EXTRACTED TEXT:
------------------------------------------------------------
Which is perhaps why VP Binay backed out of the debate with Trillanes that he had proposed in the first place. Trillanes would not have hesitated to tell Binay to his face on prime time TV that he was lying.
And Binay himself has a short temper.
* * *
Our row faced the senators directly. The row on my left had the resource persons who belonged mostly to the Binay side: The vice-president’s legal counsel Martin Subido, Antonio Tiu and Hillmarc Construction Corporation chair Efren Canlas. I knew that Atty JV Bautista and UNA spokesman Toby Tiangco were gate-crashers that day because there was no name plate neatly prepared for them on any table.
Again, that kind of behavior would never have been tolerated by previous senators.
When Toby Tiangco and JV Bautista came in, JV and former Makati City Vice Mayor Ernesto Mercado had a brief shouting match.
* * *
One advantage I had testifying at the Senate was that I was inside The Cage for the first time.
I took the opportunity to hook up with sources exchanging business cards and phone numbers as I could from among the other witnesses and resource persons.
When I asked the dreaded Tax Commissioner Kim Henares for her business card, she asked me sharply “Who are you?” She was refreshingly blunt.
When I gave her my card, she softened and told me she didn’t recognize me because my hair was now long, compared to my photo (on the Internet, I guess) where my hair was shorter.
* * *
My seat mate that day was Securities and Exchange Commission Chair Teresita Herbosa. Perhaps, had I met her during coverage we wouldn’t have been as comfortable chatting with each other. But there’s a certain invisible bond generated among witnesses and resource persons – at least in the middle row where I sat.
I noticed that BIR’s Henares, Agrarian Reform Secretary Virgilio de los Reyes and SEC Chair Herbosa used the breaks in the Senate probe to compare notes and impressions with each other on VP Binay’s case. Probably for the first time. They also said they would get in touch with each other on certain documents.
------------------------------------------------------------
DIRECTION 1: In the Senate hearing account, who sat beside the writer that day?
DIRECTION 2: From the Senate hearing account, write out the passage from "When Toby Tiangco" up to and including "Cage for the first time.".
The records play no part in this work.

Bounding box entries:
------------------------------------------------------------
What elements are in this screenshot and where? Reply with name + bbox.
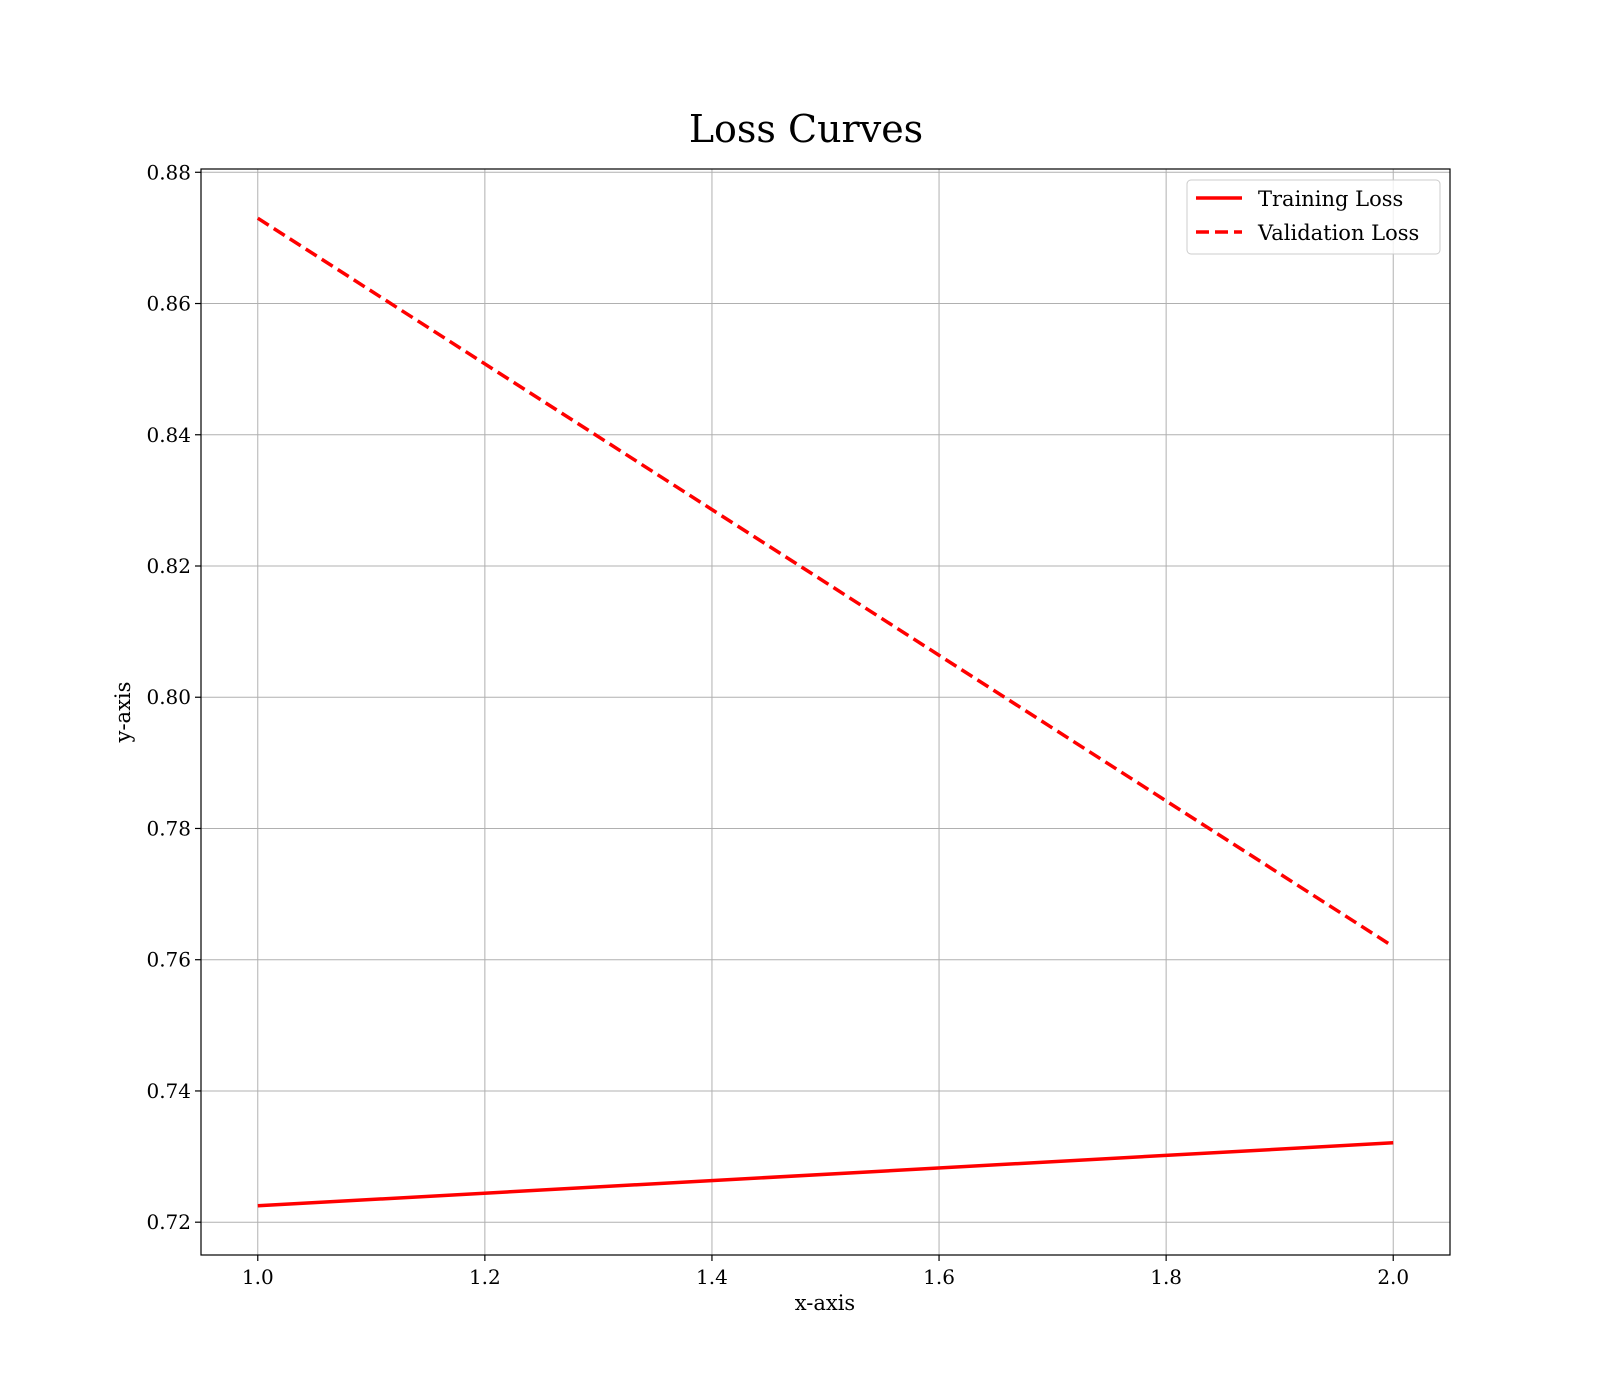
y-tick-label: 0.76 [146,948,191,972]
series-line-training-loss [257,1141,1394,1208]
y-axis-label: y-axis [111,682,135,744]
y-tick-label: 0.80 [146,685,191,709]
x-axis-ticks: 1.0 1.2 1.4 1.6 1.8 2.0 [242,1255,1409,1289]
x-tick-label: 2.0 [1377,1265,1409,1289]
y-tick-label: 0.74 [146,1079,191,1103]
legend: Training Loss Validation Loss [1186,179,1441,255]
y-tick-label: 0.78 [146,816,191,840]
plot-area-frame [200,168,1451,1256]
x-tick-label: 1.2 [469,1265,501,1289]
y-tick-label: 0.84 [146,423,191,447]
legend-label-training-loss: Training Loss [1258,187,1403,211]
legend-label-validation-loss: Validation Loss [1257,221,1419,245]
series-lines [256,216,1395,1208]
y-axis-ticks: 0.72 0.74 0.76 0.78 0.80 0.82 0.84 0.86 0.88 [146,160,201,1234]
y-tick-label: 0.86 [146,292,191,316]
x-tick-label: 1.4 [696,1265,728,1289]
y-tick-label: 0.72 [146,1210,191,1234]
legend-box [1186,179,1441,255]
x-tick-label: 1.0 [242,1265,274,1289]
x-tick-label: 1.8 [1150,1265,1182,1289]
chart-title: Loss Curves [689,107,923,151]
x-axis-label: x-axis [795,1291,855,1315]
x-tick-label: 1.6 [923,1265,955,1289]
y-tick-label: 0.82 [146,554,191,578]
grid-lines [201,169,1450,1255]
y-tick-label: 0.88 [146,160,191,184]
series-line-validation-loss [256,216,1395,949]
------------------------------------------------------------
REPLY 1: Securities and Exchange Commission Chair Teresita Herbosa.

REPLY 2:
When Toby Tiangco and JV Bautista came in, JV and former Makati City Vice Mayor Ernesto Mercado had a brief shouting match.
* * *
One advantage I had testifying at the Senate was that I was inside The Cage for the first time.